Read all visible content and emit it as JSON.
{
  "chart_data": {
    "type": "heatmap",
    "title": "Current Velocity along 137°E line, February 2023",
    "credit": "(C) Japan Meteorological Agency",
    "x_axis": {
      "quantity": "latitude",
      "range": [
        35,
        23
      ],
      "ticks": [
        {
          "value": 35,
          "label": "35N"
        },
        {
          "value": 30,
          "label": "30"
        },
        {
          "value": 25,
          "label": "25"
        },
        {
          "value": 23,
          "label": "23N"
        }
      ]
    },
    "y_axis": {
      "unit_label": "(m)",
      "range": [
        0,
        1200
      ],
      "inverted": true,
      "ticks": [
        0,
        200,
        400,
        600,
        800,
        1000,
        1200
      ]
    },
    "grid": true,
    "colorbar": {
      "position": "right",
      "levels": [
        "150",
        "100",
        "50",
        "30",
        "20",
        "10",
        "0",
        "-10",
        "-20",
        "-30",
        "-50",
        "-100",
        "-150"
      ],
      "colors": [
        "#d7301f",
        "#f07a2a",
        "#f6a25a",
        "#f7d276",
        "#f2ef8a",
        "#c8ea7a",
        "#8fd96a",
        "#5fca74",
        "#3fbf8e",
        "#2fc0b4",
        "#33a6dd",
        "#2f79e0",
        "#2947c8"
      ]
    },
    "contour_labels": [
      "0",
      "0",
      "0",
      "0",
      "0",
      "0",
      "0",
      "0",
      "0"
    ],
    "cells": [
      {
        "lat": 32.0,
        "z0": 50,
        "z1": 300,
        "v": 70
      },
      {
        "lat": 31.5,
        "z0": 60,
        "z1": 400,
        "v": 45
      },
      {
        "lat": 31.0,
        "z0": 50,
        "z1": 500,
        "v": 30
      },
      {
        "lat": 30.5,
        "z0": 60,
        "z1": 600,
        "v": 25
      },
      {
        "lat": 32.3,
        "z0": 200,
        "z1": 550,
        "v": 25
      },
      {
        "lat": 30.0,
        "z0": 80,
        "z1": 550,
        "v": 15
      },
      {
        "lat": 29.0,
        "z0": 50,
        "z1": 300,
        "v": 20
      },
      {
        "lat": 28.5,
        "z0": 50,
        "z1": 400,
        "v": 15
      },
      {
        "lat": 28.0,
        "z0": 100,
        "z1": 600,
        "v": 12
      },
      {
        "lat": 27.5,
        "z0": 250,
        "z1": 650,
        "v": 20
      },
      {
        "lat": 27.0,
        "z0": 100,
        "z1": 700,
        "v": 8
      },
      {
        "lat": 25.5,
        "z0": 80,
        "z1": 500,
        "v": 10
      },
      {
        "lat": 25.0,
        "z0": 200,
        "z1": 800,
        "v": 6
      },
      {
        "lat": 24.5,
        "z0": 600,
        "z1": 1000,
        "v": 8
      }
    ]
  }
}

▶ **PROBLEM STATEMENT**
Write out every entry verbatim.

▶ **OUTPUT OF THE EXERCISE**
Read all visible content and emit it as JSON.
{
  "chart_data": {
    "type": "heatmap",
    "title": "Current Velocity along 137°E line, February 2023",
    "credit": "(C) Japan Meteorological Agency",
    "x_axis": {
      "quantity": "latitude",
      "range": [
        35,
        23
      ],
      "ticks": [
        {
          "value": 35,
          "label": "35N"
        },
        {
          "value": 30,
          "label": "30"
        },
        {
          "value": 25,
          "label": "25"
        },
        {
          "value": 23,
          "label": "23N"
        }
      ]
    },
    "y_axis": {
      "unit_label": "(m)",
      "range": [
        0,
        1200
      ],
      "inverted": true,
      "ticks": [
        0,
        200,
        400,
        600,
        800,
        1000,
        1200
      ]
    },
    "grid": true,
    "colorbar": {
      "position": "right",
      "levels": [
        "150",
        "100",
        "50",
        "30",
        "20",
        "10",
        "0",
        "-10",
        "-20",
        "-30",
        "-50",
        "-100",
        "-150"
      ],
      "colors": [
        "#d7301f",
        "#f07a2a",
        "#f6a25a",
        "#f7d276",
        "#f2ef8a",
        "#c8ea7a",
        "#8fd96a",
        "#5fca74",
        "#3fbf8e",
        "#2fc0b4",
        "#33a6dd",
        "#2f79e0",
        "#2947c8"
      ]
    },
    "contour_labels": [
      "0",
      "0",
      "0",
      "0",
      "0",
      "0",
      "0",
      "0",
      "0"
    ],
    "cells": [
      {
        "lat": 32.0,
        "z0": 50,
        "z1": 300,
        "v": 70
      },
      {
        "lat": 31.5,
        "z0": 60,
        "z1": 400,
        "v": 45
      },
      {
        "lat": 31.0,
        "z0": 50,
        "z1": 500,
        "v": 30
      },
      {
        "lat": 30.5,
        "z0": 60,
        "z1": 600,
        "v": 25
      },
      {
        "lat": 32.3,
        "z0": 200,
        "z1": 550,
        "v": 25
      },
      {
        "lat": 30.0,
        "z0": 80,
        "z1": 550,
        "v": 15
      },
      {
        "lat": 29.0,
        "z0": 50,
        "z1": 300,
        "v": 20
      },
      {
        "lat": 28.5,
        "z0": 50,
        "z1": 400,
        "v": 15
      },
      {
        "lat": 28.0,
        "z0": 100,
        "z1": 600,
        "v": 12
      },
      {
        "lat": 27.5,
        "z0": 250,
        "z1": 650,
        "v": 20
      },
      {
        "lat": 27.0,
        "z0": 100,
        "z1": 700,
        "v": 8
      },
      {
        "lat": 25.5,
        "z0": 80,
        "z1": 500,
        "v": 10
      },
      {
        "lat": 25.0,
        "z0": 200,
        "z1": 800,
        "v": 6
      },
      {
        "lat": 24.5,
        "z0": 600,
        "z1": 1000,
        "v": 8
      }
    ]
  }
}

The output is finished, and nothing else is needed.